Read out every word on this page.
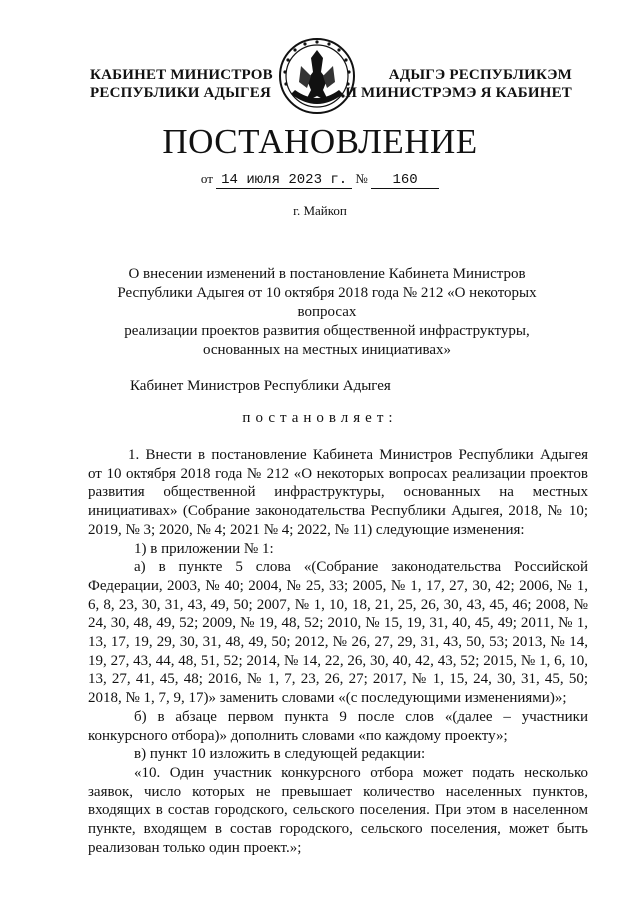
КАБИНЕТ МИНИСТРОВ
РЕСПУБЛИКИ АДЫГЕЯ
АДЫГЭ РЕСПУБЛИКЭМ
И МИНИСТРЭМЭ Я КАБИНЕТ
ПОСТАНОВЛЕНИЕ
от 14 июля 2023 г. № 160
г. Майкоп
О внесении изменений в постановление Кабинета Министров
Республики Адыгея от 10 октября 2018 года № 212 «О некоторых вопросах
реализации проектов развития общественной инфраструктуры,
основанных на местных инициативах»
Кабинет Министров Республики Адыгея
постановляет:

1. Внести в постановление Кабинета Министров Республики Адыгея от 10 октября 2018 года № 212 «О некоторых вопросах реализации проектов развития общественной инфраструктуры, основанных на местных инициативах» (Собрание законодательства Республики Адыгея, 2018, № 10; 2019, № 3; 2020, № 4; 2021 № 4; 2022, № 11) следующие изменения:

1) в приложении № 1:

а) в пункте 5 слова «(Собрание законодательства Российской Федерации, 2003, № 40; 2004, № 25, 33; 2005, № 1, 17, 27, 30, 42; 2006, № 1, 6, 8, 23, 30, 31, 43, 49, 50; 2007, № 1, 10, 18, 21, 25, 26, 30, 43, 45, 46; 2008, № 24, 30, 48, 49, 52; 2009, № 19, 48, 52; 2010, № 15, 19, 31, 40, 45, 49; 2011, № 1, 13, 17, 19, 29, 30, 31, 48, 49, 50; 2012, № 26, 27, 29, 31, 43, 50, 53; 2013, № 14, 19, 27, 43, 44, 48, 51, 52; 2014, № 14, 22, 26, 30, 40, 42, 43, 52; 2015, № 1, 6, 10, 13, 27, 41, 45, 48; 2016, № 1, 7, 23, 26, 27; 2017, № 1, 15, 24, 30, 31, 45, 50; 2018, № 1, 7, 9, 17)» заменить словами «(с последующими изменениями)»;

б) в абзаце первом пункта 9 после слов «(далее – участники конкурсного отбора)» дополнить словами «по каждому проекту»;

в) пункт 10 изложить в следующей редакции:

«10. Один участник конкурсного отбора может подать несколько заявок, число которых не превышает количество населенных пунктов, входящих в состав городского, сельского поселения. При этом в населенном пункте, входящем в состав городского, сельского поселения, может быть реализован только один проект.»;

- **YOUR TASK**
Leave out the pictures and output every record above precisely as given.

- **EXERCISE RESULT**
Read out every word on this page.
КАБИНЕТ МИНИСТРОВ
РЕСПУБЛИКИ АДЫГЕЯ
АДЫГЭ РЕСПУБЛИКЭМ
И МИНИСТРЭМЭ Я КАБИНЕТ
ПОСТАНОВЛЕНИЕ
от 14 июля 2023 г. № 160
г. Майкоп
О внесении изменений в постановление Кабинета Министров
Республики Адыгея от 10 октября 2018 года № 212 «О некоторых вопросах
реализации проектов развития общественной инфраструктуры,
основанных на местных инициативах»
Кабинет Министров Республики Адыгея
постановляет:

1. Внести в постановление Кабинета Министров Республики Адыгея от 10 октября 2018 года № 212 «О некоторых вопросах реализации проектов развития общественной инфраструктуры, основанных на местных инициативах» (Собрание законодательства Республики Адыгея, 2018, № 10; 2019, № 3; 2020, № 4; 2021 № 4; 2022, № 11) следующие изменения:

1) в приложении № 1:

а) в пункте 5 слова «(Собрание законодательства Российской Федерации, 2003, № 40; 2004, № 25, 33; 2005, № 1, 17, 27, 30, 42; 2006, № 1, 6, 8, 23, 30, 31, 43, 49, 50; 2007, № 1, 10, 18, 21, 25, 26, 30, 43, 45, 46; 2008, № 24, 30, 48, 49, 52; 2009, № 19, 48, 52; 2010, № 15, 19, 31, 40, 45, 49; 2011, № 1, 13, 17, 19, 29, 30, 31, 48, 49, 50; 2012, № 26, 27, 29, 31, 43, 50, 53; 2013, № 14, 19, 27, 43, 44, 48, 51, 52; 2014, № 14, 22, 26, 30, 40, 42, 43, 52; 2015, № 1, 6, 10, 13, 27, 41, 45, 48; 2016, № 1, 7, 23, 26, 27; 2017, № 1, 15, 24, 30, 31, 45, 50; 2018, № 1, 7, 9, 17)» заменить словами «(с последующими изменениями)»;

б) в абзаце первом пункта 9 после слов «(далее – участники конкурсного отбора)» дополнить словами «по каждому проекту»;

в) пункт 10 изложить в следующей редакции:

«10. Один участник конкурсного отбора может подать несколько заявок, число которых не превышает количество населенных пунктов, входящих в состав городского, сельского поселения. При этом в населенном пункте, входящем в состав городского, сельского поселения, может быть реализован только один проект.»;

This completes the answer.